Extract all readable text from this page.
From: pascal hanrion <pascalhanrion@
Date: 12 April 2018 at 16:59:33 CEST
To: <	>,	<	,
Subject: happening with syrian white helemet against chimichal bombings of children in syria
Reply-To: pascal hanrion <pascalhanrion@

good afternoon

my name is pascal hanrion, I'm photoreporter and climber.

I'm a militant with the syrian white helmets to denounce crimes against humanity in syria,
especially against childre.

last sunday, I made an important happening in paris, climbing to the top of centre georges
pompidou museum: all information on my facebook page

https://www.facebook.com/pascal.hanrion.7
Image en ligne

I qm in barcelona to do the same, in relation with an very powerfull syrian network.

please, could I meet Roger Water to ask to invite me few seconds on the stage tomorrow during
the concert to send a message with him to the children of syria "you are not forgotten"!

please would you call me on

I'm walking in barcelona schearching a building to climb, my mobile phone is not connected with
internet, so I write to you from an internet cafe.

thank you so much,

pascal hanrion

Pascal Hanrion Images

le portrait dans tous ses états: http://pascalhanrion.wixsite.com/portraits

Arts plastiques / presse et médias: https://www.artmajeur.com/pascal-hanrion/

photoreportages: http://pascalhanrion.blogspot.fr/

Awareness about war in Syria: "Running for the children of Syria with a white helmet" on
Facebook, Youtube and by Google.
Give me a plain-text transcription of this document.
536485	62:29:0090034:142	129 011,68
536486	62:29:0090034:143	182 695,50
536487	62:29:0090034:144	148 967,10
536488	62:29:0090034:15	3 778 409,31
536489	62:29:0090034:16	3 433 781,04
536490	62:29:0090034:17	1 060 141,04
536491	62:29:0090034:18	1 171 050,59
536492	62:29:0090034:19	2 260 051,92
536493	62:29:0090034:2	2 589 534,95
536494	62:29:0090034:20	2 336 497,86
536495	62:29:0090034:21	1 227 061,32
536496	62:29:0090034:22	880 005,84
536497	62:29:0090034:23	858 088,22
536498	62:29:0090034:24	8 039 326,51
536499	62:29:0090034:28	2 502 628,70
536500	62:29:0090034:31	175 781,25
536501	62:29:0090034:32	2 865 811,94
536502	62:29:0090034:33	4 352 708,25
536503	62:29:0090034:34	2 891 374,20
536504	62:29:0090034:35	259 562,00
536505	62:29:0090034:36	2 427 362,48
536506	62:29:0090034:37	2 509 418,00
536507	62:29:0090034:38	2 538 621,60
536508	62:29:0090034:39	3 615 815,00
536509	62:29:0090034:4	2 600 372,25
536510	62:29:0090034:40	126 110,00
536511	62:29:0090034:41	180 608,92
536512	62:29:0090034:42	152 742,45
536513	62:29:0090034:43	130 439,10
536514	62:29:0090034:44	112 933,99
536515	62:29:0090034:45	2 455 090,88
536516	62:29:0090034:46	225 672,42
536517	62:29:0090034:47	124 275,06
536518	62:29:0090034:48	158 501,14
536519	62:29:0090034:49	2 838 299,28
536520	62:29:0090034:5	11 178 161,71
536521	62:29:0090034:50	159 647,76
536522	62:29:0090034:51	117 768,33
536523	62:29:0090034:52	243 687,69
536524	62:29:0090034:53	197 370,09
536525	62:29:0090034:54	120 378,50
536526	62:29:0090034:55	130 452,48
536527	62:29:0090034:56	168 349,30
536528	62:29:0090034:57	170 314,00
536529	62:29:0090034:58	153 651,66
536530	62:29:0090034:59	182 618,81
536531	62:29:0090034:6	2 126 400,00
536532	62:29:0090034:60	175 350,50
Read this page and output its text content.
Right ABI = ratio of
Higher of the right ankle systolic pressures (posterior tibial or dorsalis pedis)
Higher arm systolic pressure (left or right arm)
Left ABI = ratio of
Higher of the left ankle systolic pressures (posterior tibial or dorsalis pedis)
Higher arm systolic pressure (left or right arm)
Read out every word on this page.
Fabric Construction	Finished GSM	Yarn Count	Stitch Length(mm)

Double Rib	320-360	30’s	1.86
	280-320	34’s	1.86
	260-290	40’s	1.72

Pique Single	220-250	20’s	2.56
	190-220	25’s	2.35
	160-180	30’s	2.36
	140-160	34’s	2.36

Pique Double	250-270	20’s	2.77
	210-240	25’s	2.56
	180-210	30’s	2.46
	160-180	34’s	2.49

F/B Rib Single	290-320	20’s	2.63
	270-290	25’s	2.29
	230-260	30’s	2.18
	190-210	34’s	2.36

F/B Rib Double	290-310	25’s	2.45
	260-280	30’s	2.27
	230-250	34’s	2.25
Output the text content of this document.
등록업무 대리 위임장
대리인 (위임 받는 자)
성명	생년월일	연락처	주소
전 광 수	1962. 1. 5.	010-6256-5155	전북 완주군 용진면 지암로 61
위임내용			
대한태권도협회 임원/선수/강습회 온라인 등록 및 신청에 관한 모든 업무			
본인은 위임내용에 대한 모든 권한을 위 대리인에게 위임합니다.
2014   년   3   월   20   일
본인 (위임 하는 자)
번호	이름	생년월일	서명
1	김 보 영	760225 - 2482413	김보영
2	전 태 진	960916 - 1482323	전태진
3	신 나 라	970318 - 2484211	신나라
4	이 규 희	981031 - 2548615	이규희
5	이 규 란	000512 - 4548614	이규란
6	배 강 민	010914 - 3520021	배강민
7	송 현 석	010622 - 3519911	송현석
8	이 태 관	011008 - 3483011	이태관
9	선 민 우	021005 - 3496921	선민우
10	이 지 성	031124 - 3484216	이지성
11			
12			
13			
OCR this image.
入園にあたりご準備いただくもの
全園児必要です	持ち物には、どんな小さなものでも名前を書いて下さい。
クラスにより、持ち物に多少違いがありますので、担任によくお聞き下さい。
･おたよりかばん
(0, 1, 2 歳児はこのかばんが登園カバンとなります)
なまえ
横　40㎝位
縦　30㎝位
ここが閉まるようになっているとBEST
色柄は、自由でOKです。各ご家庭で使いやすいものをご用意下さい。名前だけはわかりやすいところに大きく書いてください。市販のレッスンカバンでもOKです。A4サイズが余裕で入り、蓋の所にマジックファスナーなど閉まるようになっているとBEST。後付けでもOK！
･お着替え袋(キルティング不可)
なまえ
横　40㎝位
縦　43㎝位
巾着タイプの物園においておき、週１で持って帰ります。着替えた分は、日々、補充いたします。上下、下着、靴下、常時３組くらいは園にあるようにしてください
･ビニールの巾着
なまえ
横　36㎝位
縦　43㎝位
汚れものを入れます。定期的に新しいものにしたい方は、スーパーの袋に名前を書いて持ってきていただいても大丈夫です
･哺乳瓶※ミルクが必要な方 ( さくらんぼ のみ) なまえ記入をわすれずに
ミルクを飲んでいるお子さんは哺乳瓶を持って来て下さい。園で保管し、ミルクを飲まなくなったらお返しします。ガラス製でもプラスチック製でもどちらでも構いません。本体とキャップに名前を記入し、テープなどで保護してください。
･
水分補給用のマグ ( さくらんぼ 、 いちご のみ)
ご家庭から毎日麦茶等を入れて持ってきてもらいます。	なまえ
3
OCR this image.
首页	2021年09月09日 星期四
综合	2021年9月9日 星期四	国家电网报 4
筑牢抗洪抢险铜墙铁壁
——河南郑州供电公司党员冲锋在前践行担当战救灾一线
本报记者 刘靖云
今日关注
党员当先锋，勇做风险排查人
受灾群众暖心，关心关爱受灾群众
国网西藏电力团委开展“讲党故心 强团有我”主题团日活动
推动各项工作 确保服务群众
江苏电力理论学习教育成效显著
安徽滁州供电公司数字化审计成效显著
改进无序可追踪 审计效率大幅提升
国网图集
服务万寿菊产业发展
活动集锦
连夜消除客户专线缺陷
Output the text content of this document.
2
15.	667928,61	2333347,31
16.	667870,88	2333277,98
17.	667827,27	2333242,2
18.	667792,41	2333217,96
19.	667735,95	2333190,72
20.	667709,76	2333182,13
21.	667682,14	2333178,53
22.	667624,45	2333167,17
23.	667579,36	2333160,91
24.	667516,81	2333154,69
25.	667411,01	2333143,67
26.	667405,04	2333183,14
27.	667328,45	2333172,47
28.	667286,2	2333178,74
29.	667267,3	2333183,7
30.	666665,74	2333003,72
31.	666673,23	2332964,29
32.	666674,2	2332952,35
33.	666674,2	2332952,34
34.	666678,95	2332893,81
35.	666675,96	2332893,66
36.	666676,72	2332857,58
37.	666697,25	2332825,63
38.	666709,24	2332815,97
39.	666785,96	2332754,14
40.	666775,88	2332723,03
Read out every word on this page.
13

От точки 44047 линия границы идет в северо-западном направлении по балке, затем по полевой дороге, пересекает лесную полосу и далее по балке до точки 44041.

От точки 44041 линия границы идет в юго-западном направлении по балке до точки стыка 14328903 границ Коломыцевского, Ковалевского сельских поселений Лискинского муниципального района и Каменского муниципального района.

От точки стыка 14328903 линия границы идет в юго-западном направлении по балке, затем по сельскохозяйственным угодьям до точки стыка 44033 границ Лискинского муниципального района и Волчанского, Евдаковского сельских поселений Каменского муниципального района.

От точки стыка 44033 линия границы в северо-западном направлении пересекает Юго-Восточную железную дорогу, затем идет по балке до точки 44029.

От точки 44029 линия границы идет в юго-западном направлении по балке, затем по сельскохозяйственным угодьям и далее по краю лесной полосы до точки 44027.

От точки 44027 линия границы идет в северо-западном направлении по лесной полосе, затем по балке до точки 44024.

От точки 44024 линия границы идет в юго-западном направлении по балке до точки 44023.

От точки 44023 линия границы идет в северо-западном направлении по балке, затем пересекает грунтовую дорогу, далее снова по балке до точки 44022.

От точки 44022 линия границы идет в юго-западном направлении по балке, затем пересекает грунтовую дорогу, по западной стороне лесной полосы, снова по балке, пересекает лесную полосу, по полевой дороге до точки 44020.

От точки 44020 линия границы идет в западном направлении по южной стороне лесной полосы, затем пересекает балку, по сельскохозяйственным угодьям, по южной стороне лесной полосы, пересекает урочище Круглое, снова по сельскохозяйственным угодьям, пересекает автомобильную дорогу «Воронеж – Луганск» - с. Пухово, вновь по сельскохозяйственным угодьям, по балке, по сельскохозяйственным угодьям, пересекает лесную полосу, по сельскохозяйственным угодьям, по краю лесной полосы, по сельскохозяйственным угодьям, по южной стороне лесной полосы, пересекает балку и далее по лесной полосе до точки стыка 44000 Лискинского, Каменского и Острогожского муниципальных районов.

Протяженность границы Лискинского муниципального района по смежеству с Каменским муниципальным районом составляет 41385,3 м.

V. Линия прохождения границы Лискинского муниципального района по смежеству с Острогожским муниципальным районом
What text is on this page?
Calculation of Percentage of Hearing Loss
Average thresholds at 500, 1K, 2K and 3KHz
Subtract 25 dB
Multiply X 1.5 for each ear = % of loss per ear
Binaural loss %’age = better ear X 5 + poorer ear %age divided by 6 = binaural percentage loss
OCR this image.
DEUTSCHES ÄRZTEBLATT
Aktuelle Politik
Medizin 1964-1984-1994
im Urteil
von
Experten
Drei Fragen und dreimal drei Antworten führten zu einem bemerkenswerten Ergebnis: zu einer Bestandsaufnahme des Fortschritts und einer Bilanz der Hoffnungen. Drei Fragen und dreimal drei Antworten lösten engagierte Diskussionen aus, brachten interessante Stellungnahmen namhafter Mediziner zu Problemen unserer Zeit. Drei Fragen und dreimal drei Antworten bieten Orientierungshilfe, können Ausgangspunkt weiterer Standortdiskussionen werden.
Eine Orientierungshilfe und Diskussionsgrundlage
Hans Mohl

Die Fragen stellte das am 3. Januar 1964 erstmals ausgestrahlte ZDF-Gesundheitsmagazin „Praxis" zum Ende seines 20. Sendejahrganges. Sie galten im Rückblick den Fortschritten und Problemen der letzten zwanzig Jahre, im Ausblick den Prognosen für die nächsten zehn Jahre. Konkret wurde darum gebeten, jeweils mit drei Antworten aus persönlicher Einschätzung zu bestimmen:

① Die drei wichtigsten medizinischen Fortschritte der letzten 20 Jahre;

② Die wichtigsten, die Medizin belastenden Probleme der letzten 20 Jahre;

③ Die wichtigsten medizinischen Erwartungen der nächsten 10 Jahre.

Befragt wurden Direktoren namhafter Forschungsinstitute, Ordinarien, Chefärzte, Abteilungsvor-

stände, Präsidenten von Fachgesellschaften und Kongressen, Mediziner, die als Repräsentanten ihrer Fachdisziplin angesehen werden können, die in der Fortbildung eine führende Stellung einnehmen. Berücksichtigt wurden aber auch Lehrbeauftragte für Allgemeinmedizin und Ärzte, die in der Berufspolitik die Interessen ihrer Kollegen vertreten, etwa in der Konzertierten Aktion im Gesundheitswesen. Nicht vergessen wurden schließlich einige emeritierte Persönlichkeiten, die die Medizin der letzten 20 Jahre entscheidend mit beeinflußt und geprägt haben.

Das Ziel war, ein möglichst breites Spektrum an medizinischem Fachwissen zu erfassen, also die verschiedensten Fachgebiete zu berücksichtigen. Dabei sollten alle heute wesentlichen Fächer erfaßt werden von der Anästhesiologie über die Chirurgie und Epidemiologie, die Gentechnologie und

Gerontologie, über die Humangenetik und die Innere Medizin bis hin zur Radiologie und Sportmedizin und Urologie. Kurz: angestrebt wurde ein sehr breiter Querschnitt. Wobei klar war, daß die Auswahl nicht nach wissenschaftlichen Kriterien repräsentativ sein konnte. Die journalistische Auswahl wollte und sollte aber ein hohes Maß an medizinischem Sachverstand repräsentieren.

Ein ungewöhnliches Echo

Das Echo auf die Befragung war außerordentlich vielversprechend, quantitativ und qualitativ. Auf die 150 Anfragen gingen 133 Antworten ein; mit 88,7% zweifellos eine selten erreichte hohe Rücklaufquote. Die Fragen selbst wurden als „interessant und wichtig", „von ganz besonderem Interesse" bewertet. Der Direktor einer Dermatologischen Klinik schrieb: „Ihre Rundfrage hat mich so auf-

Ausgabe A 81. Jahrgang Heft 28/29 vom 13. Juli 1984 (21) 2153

• _TASK BRIEF_:
Copy each line of the records that contains the word "nächsten".

• _FULL ANSWER_:
Die Fragen stellte das am 3. Januar 1964 erstmals ausgestrahlte ZDF-Gesundheitsmagazin „Praxis" zum Ende seines 20. Sendejahrganges. Sie galten im Rückblick den Fortschritten und Problemen der letzten zwanzig Jahre, im Ausblick den Prognosen für die nächsten zehn Jahre. Konkret wurde darum gebeten, jeweils mit drei Antworten aus persönlicher Einschätzung zu bestimmen:
③ Die wichtigsten medizinischen Erwartungen der nächsten 10 Jahre.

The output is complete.